**Supplied entries**

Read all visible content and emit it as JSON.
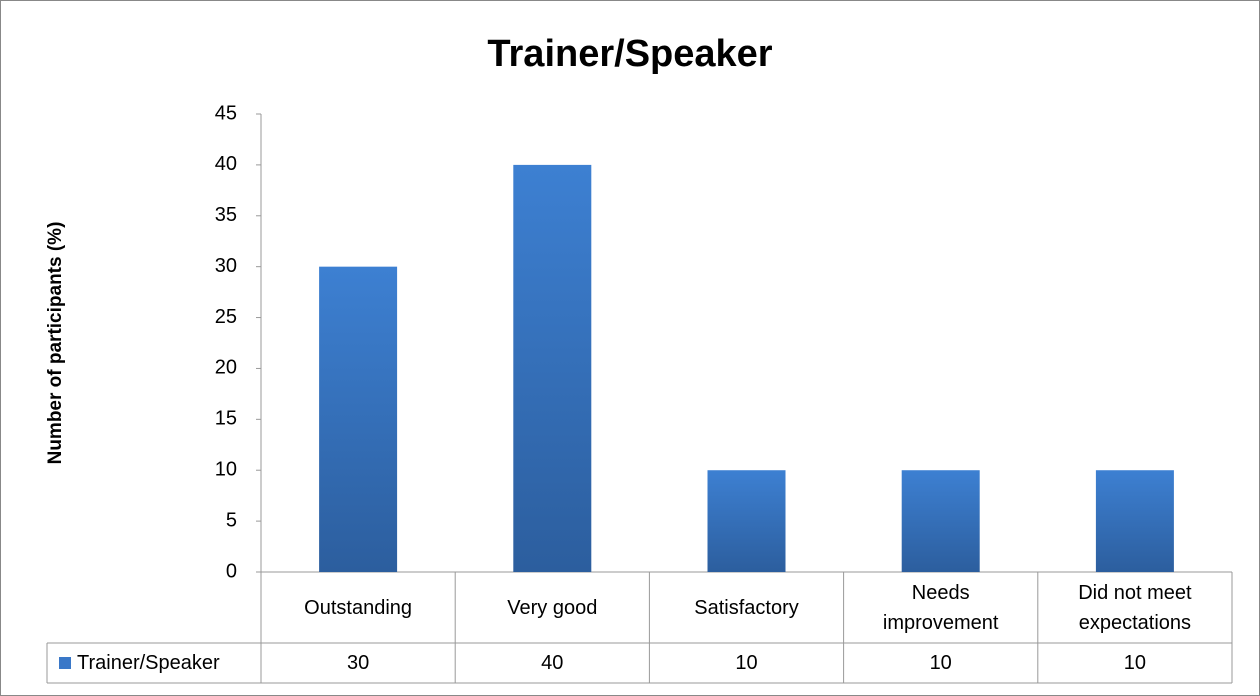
{
  "chart_data": {
    "type": "bar",
    "title": "Trainer/Speaker",
    "y_label": "Number of participants (%)",
    "categories": [
      "Outstanding",
      "Very good",
      "Satisfactory",
      "Needs improvement",
      "Did not meet expectations"
    ],
    "series": [
      {
        "name": "Trainer/Speaker",
        "color": "#3a78c8",
        "values": [
          30,
          40,
          10,
          10,
          10
        ]
      }
    ],
    "ylim": [
      0,
      45
    ],
    "yticks": [
      0,
      5,
      10,
      15,
      20,
      25,
      30,
      35,
      40,
      45
    ],
    "grid": false
  }
}
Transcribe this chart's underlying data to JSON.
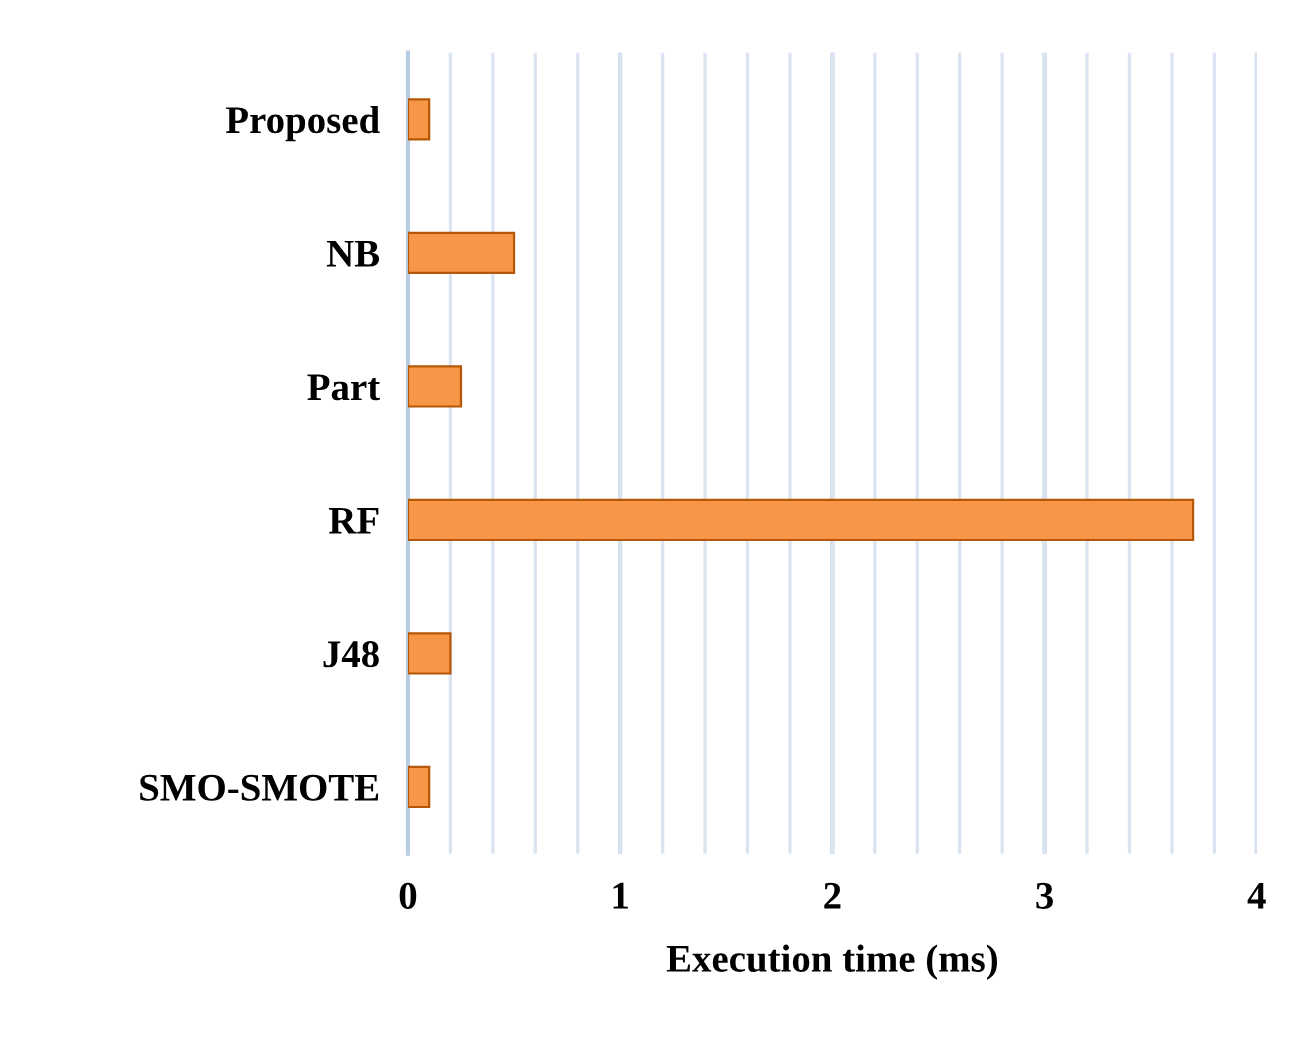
{
  "chart_data": {
    "type": "bar",
    "orientation": "horizontal",
    "xlabel": "Execution time (ms)",
    "categories": [
      "Proposed",
      "NB",
      "Part",
      "RF",
      "J48",
      "SMO-SMOTE"
    ],
    "values": [
      0.1,
      0.5,
      0.25,
      3.7,
      0.2,
      0.1
    ],
    "color": "#f79646",
    "xlim": [
      0,
      4
    ],
    "xticks": [
      0,
      {
        "value": 0.2,
        "label": null
      },
      {
        "value": 0.4,
        "label": null
      },
      {
        "value": 0.6,
        "label": null
      },
      {
        "value": 0.8,
        "label": null
      },
      1,
      {
        "value": 1.2,
        "label": null
      },
      {
        "value": 1.4,
        "label": null
      },
      {
        "value": 1.6,
        "label": null
      },
      {
        "value": 1.8,
        "label": null
      },
      2,
      {
        "value": 2.2,
        "label": null
      },
      {
        "value": 2.4,
        "label": null
      },
      {
        "value": 2.6,
        "label": null
      },
      {
        "value": 2.8,
        "label": null
      },
      3,
      {
        "value": 3.2,
        "label": null
      },
      {
        "value": 3.4,
        "label": null
      },
      {
        "value": 3.6,
        "label": null
      },
      {
        "value": 3.8,
        "label": null
      },
      4
    ],
    "grid": "x",
    "legend": false
  }
}
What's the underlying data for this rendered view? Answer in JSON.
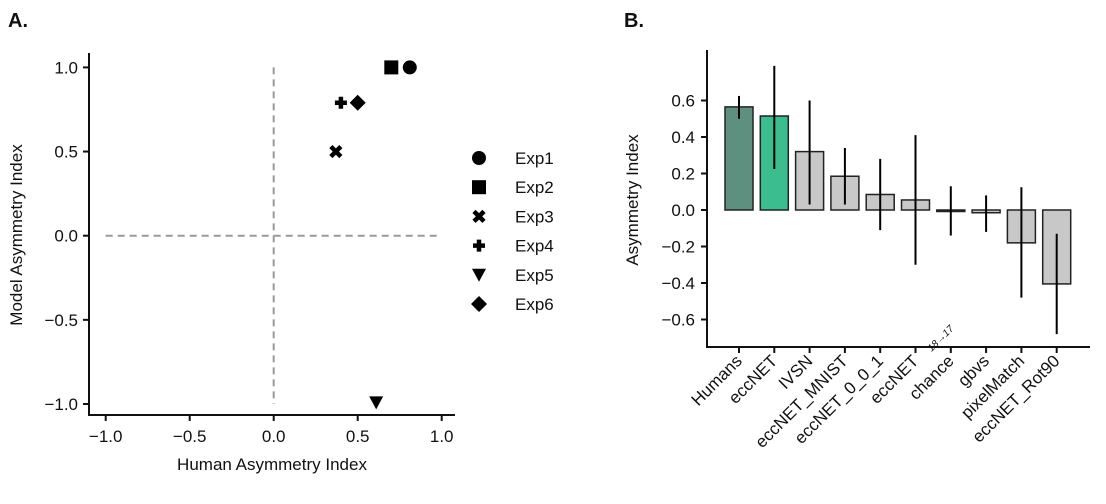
{
  "chart_data": [
    {
      "type": "scatter",
      "panel_label": "A.",
      "xlabel": "Human Asymmetry Index",
      "ylabel": "Model Asymmetry Index",
      "xlim": [
        -1.1,
        1.1
      ],
      "ylim": [
        -1.05,
        1.05
      ],
      "xticks": [
        "−1.0",
        "−0.5",
        "0.0",
        "0.5",
        "1.0"
      ],
      "xtick_values": [
        -1,
        -0.5,
        0,
        0.5,
        1
      ],
      "yticks": [
        "1.0",
        "0.5",
        "0.0",
        "−0.5",
        "−1.0"
      ],
      "ytick_values": [
        1,
        0.5,
        0,
        -0.5,
        -1
      ],
      "grid": false,
      "reference_lines": "dashed at x=0 and y=0",
      "legend_position": "right",
      "series": [
        {
          "name": "Exp1",
          "marker": "circle",
          "x": 0.81,
          "y": 1.0
        },
        {
          "name": "Exp2",
          "marker": "square",
          "x": 0.7,
          "y": 1.0
        },
        {
          "name": "Exp3",
          "marker": "x",
          "x": 0.37,
          "y": 0.5
        },
        {
          "name": "Exp4",
          "marker": "plus",
          "x": 0.4,
          "y": 0.79
        },
        {
          "name": "Exp5",
          "marker": "triangle-down",
          "x": 0.61,
          "y": -0.99
        },
        {
          "name": "Exp6",
          "marker": "diamond",
          "x": 0.5,
          "y": 0.79
        }
      ]
    },
    {
      "type": "bar",
      "panel_label": "B.",
      "xlabel": "",
      "ylabel": "Asymmetry Index",
      "ylim": [
        -0.7,
        0.85
      ],
      "yticks": [
        "0.6",
        "0.4",
        "0.2",
        "0.0",
        "−0.2",
        "−0.4",
        "−0.6"
      ],
      "ytick_values": [
        0.6,
        0.4,
        0.2,
        0,
        -0.2,
        -0.4,
        -0.6
      ],
      "categories": [
        "Humans",
        "eccNET",
        "IVSN",
        "eccNET_MNIST",
        "eccNET_0_0_1",
        "eccNET",
        "chance",
        "gbvs",
        "pixelMatch",
        "eccNET_Rot90"
      ],
      "category_subscripts": [
        "",
        "",
        "",
        "",
        "",
        "18→17",
        "",
        "",
        "",
        ""
      ],
      "values": [
        0.565,
        0.515,
        0.32,
        0.185,
        0.085,
        0.055,
        0.0,
        -0.015,
        -0.18,
        -0.405
      ],
      "error_low": [
        0.5,
        0.225,
        0.03,
        0.03,
        -0.11,
        -0.3,
        -0.14,
        -0.12,
        -0.48,
        -0.68
      ],
      "error_high": [
        0.625,
        0.79,
        0.6,
        0.34,
        0.28,
        0.41,
        0.13,
        0.08,
        0.125,
        -0.13
      ],
      "colors": [
        "#5e9080",
        "#3bbd8f",
        "#c8c8c8",
        "#c8c8c8",
        "#c8c8c8",
        "#c8c8c8",
        "#c8c8c8",
        "#c8c8c8",
        "#c8c8c8",
        "#c8c8c8"
      ]
    }
  ]
}
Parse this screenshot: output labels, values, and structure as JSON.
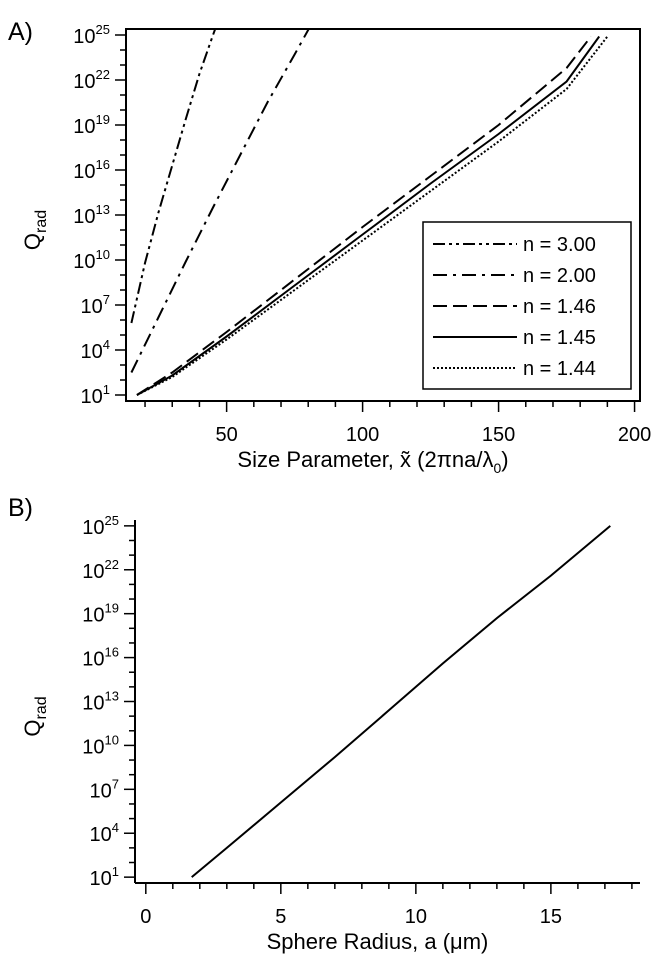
{
  "chart_data": [
    {
      "type": "line",
      "panel_label": "A)",
      "xlabel": "Size Parameter, x̃ (2πna/λ",
      "xlabel_sub": "0",
      "xlabel_close": ")",
      "ylabel": "Q",
      "ylabel_sub": "rad",
      "xlim": [
        13,
        202
      ],
      "ylim_log10": [
        0.6,
        25.4
      ],
      "y_scale": "log",
      "xticks": [
        50,
        100,
        150,
        200
      ],
      "xtick_labels": [
        "50",
        "100",
        "150",
        "200"
      ],
      "yticks_exp": [
        1,
        4,
        7,
        10,
        13,
        16,
        19,
        22,
        25
      ],
      "ytick_base": "10",
      "ytick_exp_labels": [
        "1",
        "4",
        "7",
        "10",
        "13",
        "16",
        "19",
        "22",
        "25"
      ],
      "legend_position": "bottom-right",
      "series": [
        {
          "name": "n = 3.00",
          "dash": "dash-dot-dot",
          "x": [
            15,
            20,
            25,
            30,
            35,
            40,
            45,
            47
          ],
          "log10_y": [
            5.8,
            9.8,
            13.2,
            16.3,
            19.4,
            22.4,
            25.0,
            26.0
          ]
        },
        {
          "name": "n = 2.00",
          "dash": "dash-dot",
          "x": [
            15,
            25,
            35,
            45,
            55,
            65,
            75,
            82
          ],
          "log10_y": [
            2.5,
            6.2,
            9.9,
            13.5,
            17.0,
            20.5,
            23.7,
            26.0
          ]
        },
        {
          "name": "n = 1.46",
          "dash": "dash",
          "x": [
            17,
            30,
            50,
            75,
            100,
            125,
            150,
            175,
            184
          ],
          "log10_y": [
            1.0,
            2.5,
            5.2,
            8.7,
            12.2,
            15.6,
            19.0,
            22.8,
            24.9
          ]
        },
        {
          "name": "n = 1.45",
          "dash": "solid",
          "x": [
            17,
            30,
            50,
            75,
            100,
            125,
            150,
            175,
            187
          ],
          "log10_y": [
            1.0,
            2.3,
            4.9,
            8.3,
            11.7,
            15.1,
            18.4,
            21.9,
            24.9
          ]
        },
        {
          "name": "n = 1.44",
          "dash": "dotted",
          "x": [
            17,
            30,
            50,
            75,
            100,
            125,
            150,
            175,
            190
          ],
          "log10_y": [
            1.0,
            2.2,
            4.7,
            8.0,
            11.3,
            14.6,
            17.9,
            21.4,
            24.9
          ]
        }
      ]
    },
    {
      "type": "line",
      "panel_label": "B)",
      "xlabel": "Sphere Radius, a (μm)",
      "ylabel": "Q",
      "ylabel_sub": "rad",
      "xlim": [
        -0.4,
        18.3
      ],
      "ylim_log10": [
        0.6,
        25.4
      ],
      "y_scale": "log",
      "xticks": [
        0,
        5,
        10,
        15
      ],
      "xtick_labels": [
        "0",
        "5",
        "10",
        "15"
      ],
      "xminor_step": 1,
      "yticks_exp": [
        1,
        4,
        7,
        10,
        13,
        16,
        19,
        22,
        25
      ],
      "ytick_base": "10",
      "ytick_exp_labels": [
        "1",
        "4",
        "7",
        "10",
        "13",
        "16",
        "19",
        "22",
        "25"
      ],
      "series": [
        {
          "dash": "solid",
          "x": [
            1.7,
            3,
            5,
            7,
            9,
            11,
            13,
            15,
            17.2
          ],
          "log10_y": [
            1.0,
            3.0,
            6.1,
            9.2,
            12.4,
            15.6,
            18.7,
            21.6,
            25.0
          ]
        }
      ]
    }
  ]
}
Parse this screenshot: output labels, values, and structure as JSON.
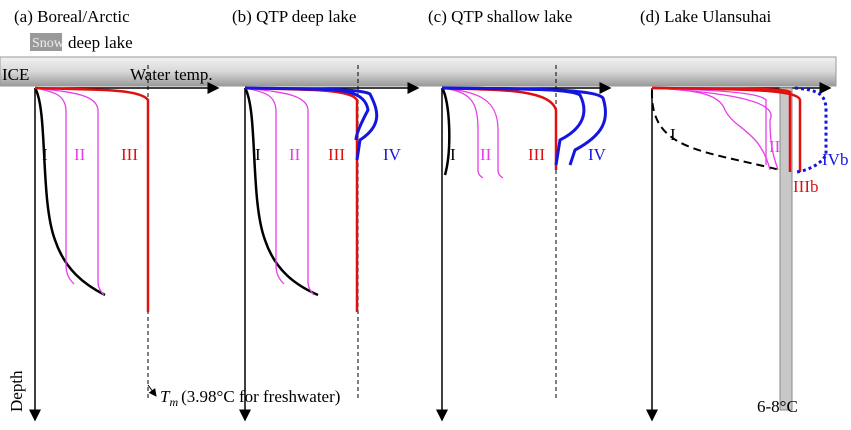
{
  "panels": [
    {
      "title": "(a) Boreal/Arctic",
      "curve_labels": [
        "I",
        "II",
        "III"
      ]
    },
    {
      "title": "(b) QTP deep lake",
      "curve_labels": [
        "I",
        "II",
        "III",
        "IV"
      ]
    },
    {
      "title": "(c) QTP shallow lake",
      "curve_labels": [
        "I",
        "II",
        "III",
        "IV"
      ]
    },
    {
      "title": "(d) Lake Ulansuhai",
      "curve_labels": [
        "I",
        "II",
        "IIIb",
        "IVb"
      ]
    }
  ],
  "legend": {
    "swatch": "Snow",
    "text": "deep lake"
  },
  "axes": {
    "ice": "ICE",
    "x": "Water temp.",
    "y": "Depth"
  },
  "annotations": {
    "tm_symbol": "T",
    "tm_sub": "m",
    "tm_text": "(3.98°C for freshwater)",
    "range": "6-8°C"
  }
}
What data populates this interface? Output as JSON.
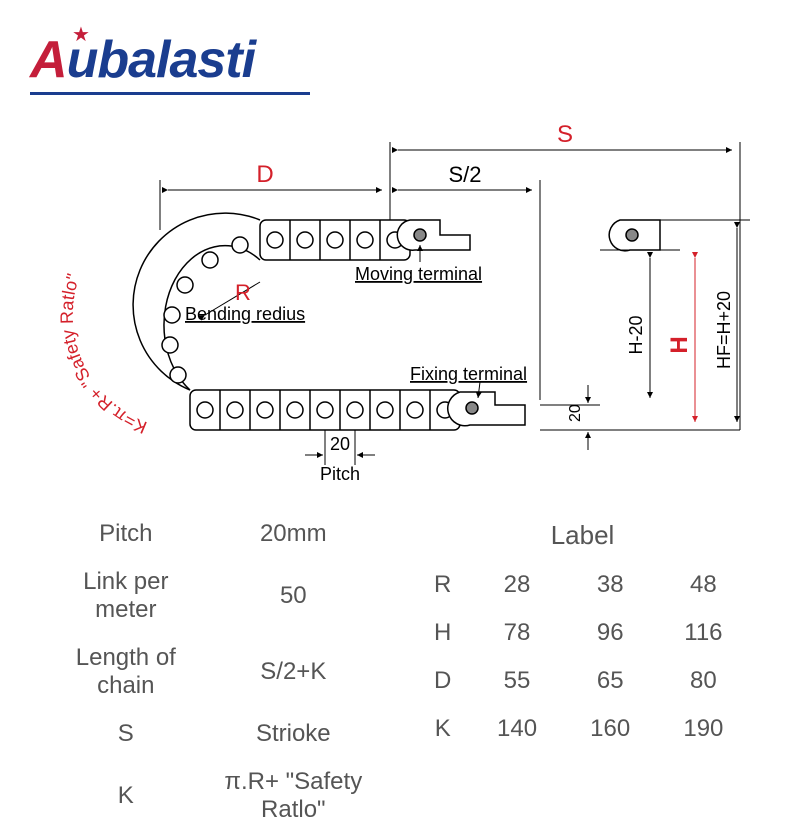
{
  "logo": {
    "prefix": "A",
    "suffix": "ubalasti",
    "color_prefix": "#c41e3a",
    "color_suffix": "#1a3d8f",
    "line_color": "#1a3d8f"
  },
  "diagram": {
    "stroke_color": "#000000",
    "stroke_width": 1.5,
    "accent_color": "#d4202a",
    "text_color": "#333333",
    "font_size": 20,
    "pitch_value": "20",
    "pitch_label": "Pitch",
    "moving_terminal": "Moving terminal",
    "fixing_terminal": "Fixing terminal",
    "bending_radius": "Bending redius",
    "k_formula": "K=π.R+ \"Safety Ratlo\"",
    "bottom20": "20",
    "hm20": "H-20",
    "hf_formula": "HF=H+20",
    "label_D": "D",
    "label_S": "S",
    "label_S2": "S/2",
    "label_R": "R",
    "label_H": "H"
  },
  "left_table": {
    "rows": [
      [
        "Pitch",
        "20mm"
      ],
      [
        "Link per meter",
        "50"
      ],
      [
        "Length of chain",
        "S/2+K"
      ],
      [
        "S",
        "Strioke"
      ],
      [
        "K",
        "π.R+ \"Safety Ratlo\""
      ]
    ]
  },
  "right_table": {
    "header": "Label",
    "rows": [
      [
        "R",
        "28",
        "38",
        "48"
      ],
      [
        "H",
        "78",
        "96",
        "116"
      ],
      [
        "D",
        "55",
        "65",
        "80"
      ],
      [
        "K",
        "140",
        "160",
        "190"
      ]
    ]
  },
  "colors": {
    "text": "#555555",
    "bg": "#ffffff"
  }
}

**What to work on**
Write out each line of the data that holds the string "Ratlo".

**Correct result**
    "k_formula": "K=π.R+ \"Safety Ratlo\"",
        "π.R+ \"Safety Ratlo\""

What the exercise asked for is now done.